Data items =
※

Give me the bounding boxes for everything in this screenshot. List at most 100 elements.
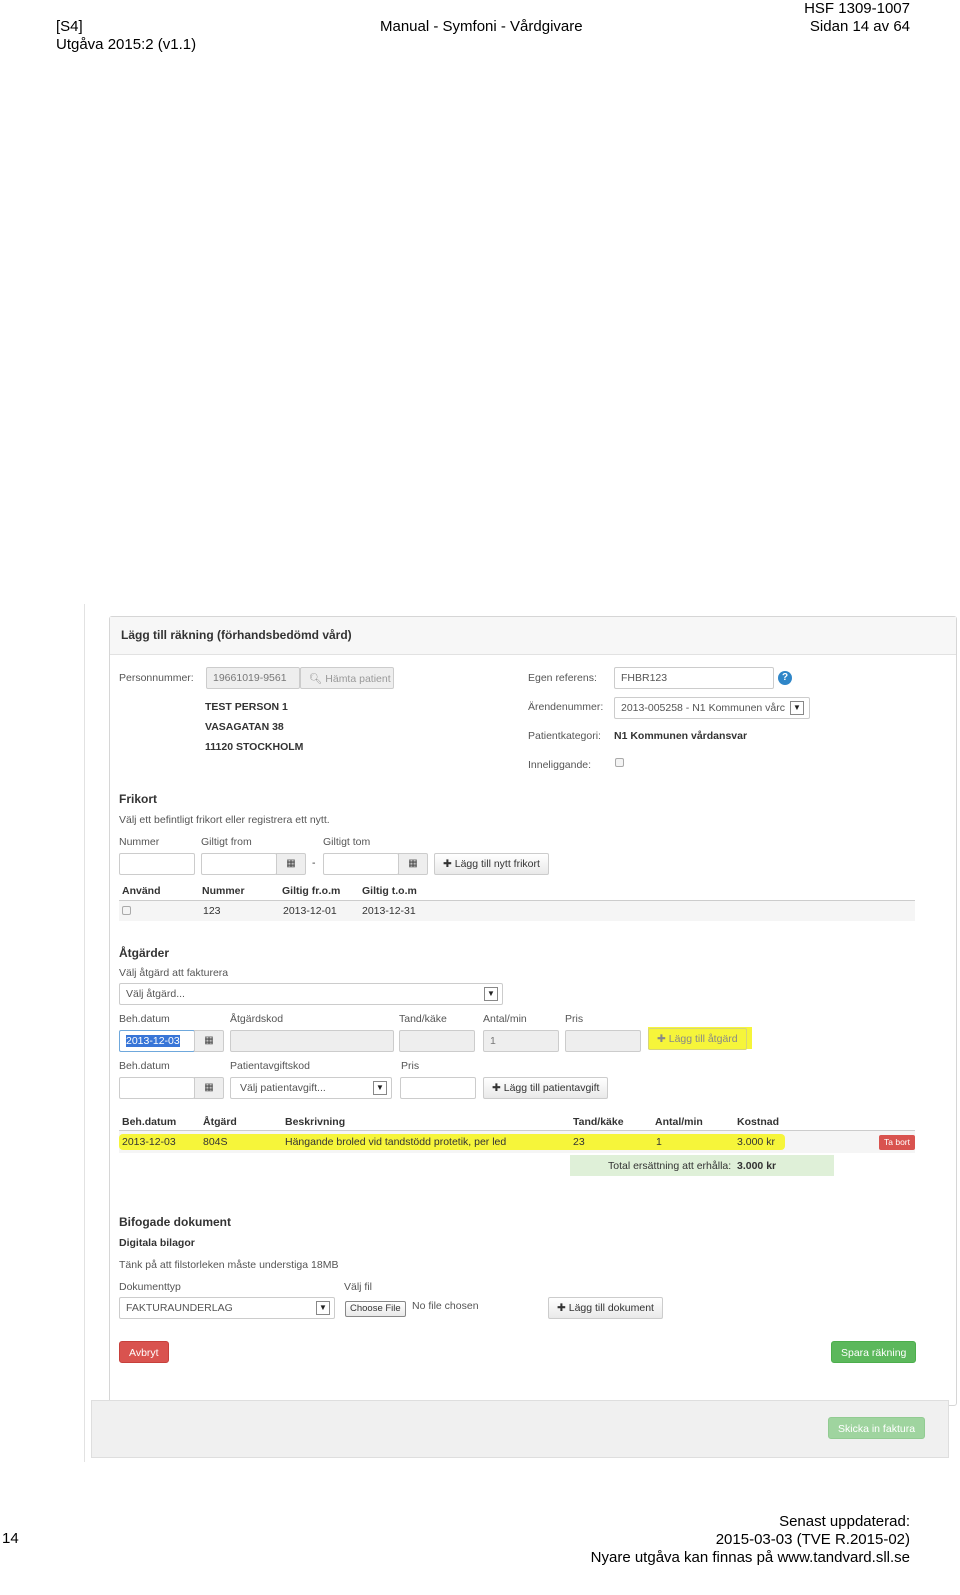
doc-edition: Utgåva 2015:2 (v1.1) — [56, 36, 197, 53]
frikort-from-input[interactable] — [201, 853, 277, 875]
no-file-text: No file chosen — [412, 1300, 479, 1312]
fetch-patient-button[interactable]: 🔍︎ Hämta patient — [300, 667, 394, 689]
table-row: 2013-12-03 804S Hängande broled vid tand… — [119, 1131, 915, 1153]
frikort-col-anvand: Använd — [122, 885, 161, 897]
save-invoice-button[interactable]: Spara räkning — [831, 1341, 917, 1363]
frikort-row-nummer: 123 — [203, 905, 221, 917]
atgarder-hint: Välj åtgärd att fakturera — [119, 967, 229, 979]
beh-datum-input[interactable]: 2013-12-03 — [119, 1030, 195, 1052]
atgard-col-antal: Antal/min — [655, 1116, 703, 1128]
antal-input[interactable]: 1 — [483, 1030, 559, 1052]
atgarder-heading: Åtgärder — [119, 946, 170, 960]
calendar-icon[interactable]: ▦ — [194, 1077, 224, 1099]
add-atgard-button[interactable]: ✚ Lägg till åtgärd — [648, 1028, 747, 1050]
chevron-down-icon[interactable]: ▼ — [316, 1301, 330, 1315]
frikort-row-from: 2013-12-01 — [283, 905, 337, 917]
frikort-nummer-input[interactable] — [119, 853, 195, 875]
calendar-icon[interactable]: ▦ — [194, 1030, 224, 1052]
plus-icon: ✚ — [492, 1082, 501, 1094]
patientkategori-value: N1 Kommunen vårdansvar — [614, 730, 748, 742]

※

Reproduce every line above verbatim, leaving out the pictures.

EXERCISE RESPONSE =
Give me the bounding boxes for everything in this screenshot. List at most 100 elements.
doc-edition: Utgåva 2015:2 (v1.1) — [56, 36, 197, 53]
frikort-from-input[interactable] — [201, 853, 277, 875]
no-file-text: No file chosen — [412, 1300, 479, 1312]
fetch-patient-button[interactable]: 🔍︎ Hämta patient — [300, 667, 394, 689]
table-row: 2013-12-03 804S Hängande broled vid tand… — [119, 1131, 915, 1153]
frikort-col-anvand: Använd — [122, 885, 161, 897]
save-invoice-button[interactable]: Spara räkning — [831, 1341, 917, 1363]
frikort-row-nummer: 123 — [203, 905, 221, 917]
atgarder-hint: Välj åtgärd att fakturera — [119, 967, 229, 979]
beh-datum-input[interactable]: 2013-12-03 — [119, 1030, 195, 1052]
atgard-col-antal: Antal/min — [655, 1116, 703, 1128]
antal-input[interactable]: 1 — [483, 1030, 559, 1052]
atgarder-heading: Åtgärder — [119, 946, 170, 960]
calendar-icon[interactable]: ▦ — [194, 1077, 224, 1099]
add-atgard-button[interactable]: ✚ Lägg till åtgärd — [648, 1028, 747, 1050]
chevron-down-icon[interactable]: ▼ — [316, 1301, 330, 1315]
frikort-row-from: 2013-12-01 — [283, 905, 337, 917]
frikort-nummer-input[interactable] — [119, 853, 195, 875]
calendar-icon[interactable]: ▦ — [194, 1030, 224, 1052]
plus-icon: ✚ — [492, 1082, 501, 1094]
patientkategori-value: N1 Kommunen vårdansvar — [614, 730, 748, 742]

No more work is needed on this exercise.